Extracted records:
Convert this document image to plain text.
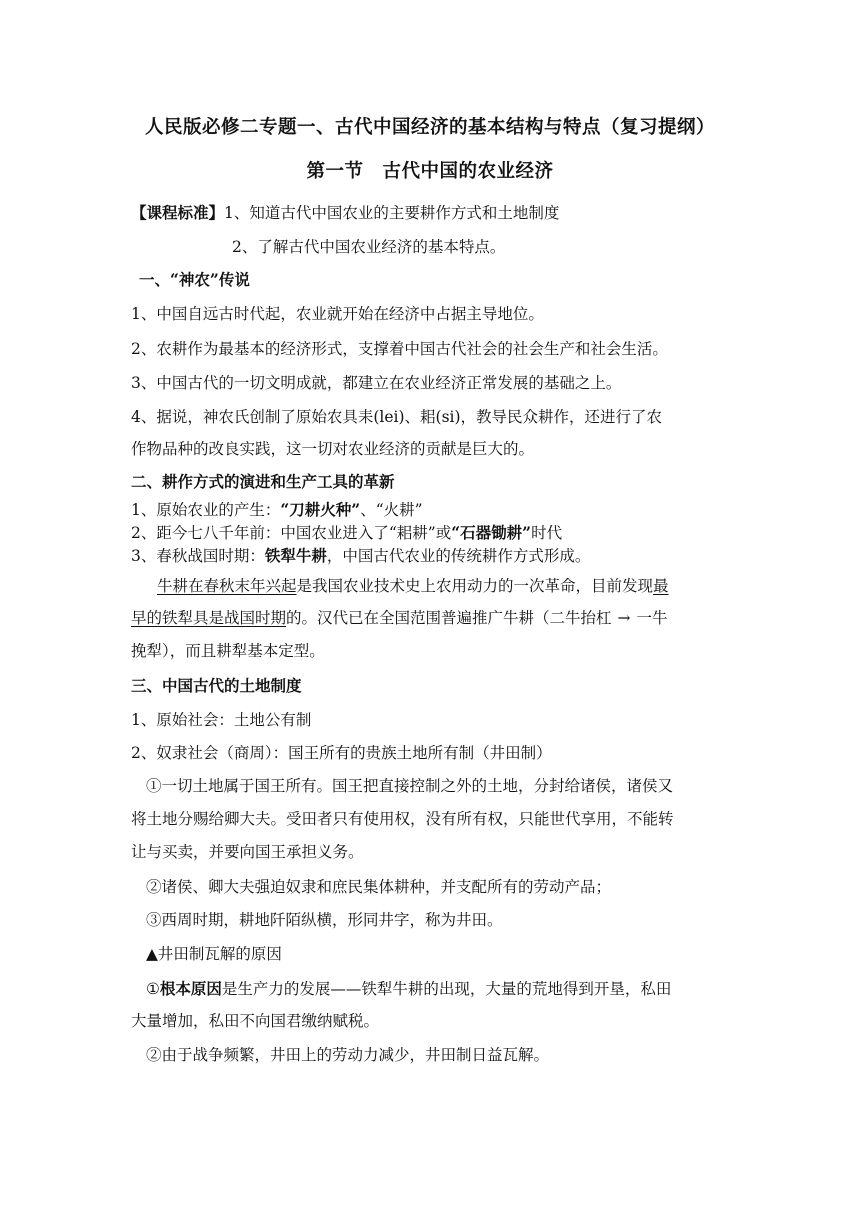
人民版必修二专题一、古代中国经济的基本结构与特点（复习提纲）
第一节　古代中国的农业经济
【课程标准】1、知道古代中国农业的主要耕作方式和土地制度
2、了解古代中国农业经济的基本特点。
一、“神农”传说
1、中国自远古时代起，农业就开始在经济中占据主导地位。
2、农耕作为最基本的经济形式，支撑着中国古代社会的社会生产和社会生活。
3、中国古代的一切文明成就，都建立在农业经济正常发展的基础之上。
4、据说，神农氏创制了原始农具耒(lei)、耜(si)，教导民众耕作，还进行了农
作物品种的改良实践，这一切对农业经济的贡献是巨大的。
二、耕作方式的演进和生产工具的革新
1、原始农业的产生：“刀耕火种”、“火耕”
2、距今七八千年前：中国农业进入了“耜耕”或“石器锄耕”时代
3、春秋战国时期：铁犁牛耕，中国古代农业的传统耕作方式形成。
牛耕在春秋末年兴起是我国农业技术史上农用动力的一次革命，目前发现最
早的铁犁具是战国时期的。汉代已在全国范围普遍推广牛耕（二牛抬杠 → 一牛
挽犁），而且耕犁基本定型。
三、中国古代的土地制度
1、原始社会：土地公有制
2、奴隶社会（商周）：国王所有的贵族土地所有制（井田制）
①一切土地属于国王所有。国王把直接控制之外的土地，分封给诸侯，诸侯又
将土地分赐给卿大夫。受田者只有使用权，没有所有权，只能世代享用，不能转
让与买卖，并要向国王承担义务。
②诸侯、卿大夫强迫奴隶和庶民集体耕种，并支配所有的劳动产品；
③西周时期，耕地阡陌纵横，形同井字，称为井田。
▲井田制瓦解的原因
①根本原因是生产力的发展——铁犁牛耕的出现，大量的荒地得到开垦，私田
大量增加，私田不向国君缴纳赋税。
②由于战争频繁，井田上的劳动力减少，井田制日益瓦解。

Work to be completed — From the records given above, reproduce all text exactly and exclude each picture.

Answer in full —
Convert this document image to plain text.
人民版必修二专题一、古代中国经济的基本结构与特点（复习提纲）
第一节　古代中国的农业经济
【课程标准】1、知道古代中国农业的主要耕作方式和土地制度
2、了解古代中国农业经济的基本特点。
一、“神农”传说
1、中国自远古时代起，农业就开始在经济中占据主导地位。
2、农耕作为最基本的经济形式，支撑着中国古代社会的社会生产和社会生活。
3、中国古代的一切文明成就，都建立在农业经济正常发展的基础之上。
4、据说，神农氏创制了原始农具耒(lei)、耜(si)，教导民众耕作，还进行了农
作物品种的改良实践，这一切对农业经济的贡献是巨大的。
二、耕作方式的演进和生产工具的革新
1、原始农业的产生：“刀耕火种”、“火耕”
2、距今七八千年前：中国农业进入了“耜耕”或“石器锄耕”时代
3、春秋战国时期：铁犁牛耕，中国古代农业的传统耕作方式形成。
牛耕在春秋末年兴起是我国农业技术史上农用动力的一次革命，目前发现最
早的铁犁具是战国时期的。汉代已在全国范围普遍推广牛耕（二牛抬杠 → 一牛
挽犁），而且耕犁基本定型。
三、中国古代的土地制度
1、原始社会：土地公有制
2、奴隶社会（商周）：国王所有的贵族土地所有制（井田制）
①一切土地属于国王所有。国王把直接控制之外的土地，分封给诸侯，诸侯又
将土地分赐给卿大夫。受田者只有使用权，没有所有权，只能世代享用，不能转
让与买卖，并要向国王承担义务。
②诸侯、卿大夫强迫奴隶和庶民集体耕种，并支配所有的劳动产品；
③西周时期，耕地阡陌纵横，形同井字，称为井田。
▲井田制瓦解的原因
①根本原因是生产力的发展——铁犁牛耕的出现，大量的荒地得到开垦，私田
大量增加，私田不向国君缴纳赋税。
②由于战争频繁，井田上的劳动力减少，井田制日益瓦解。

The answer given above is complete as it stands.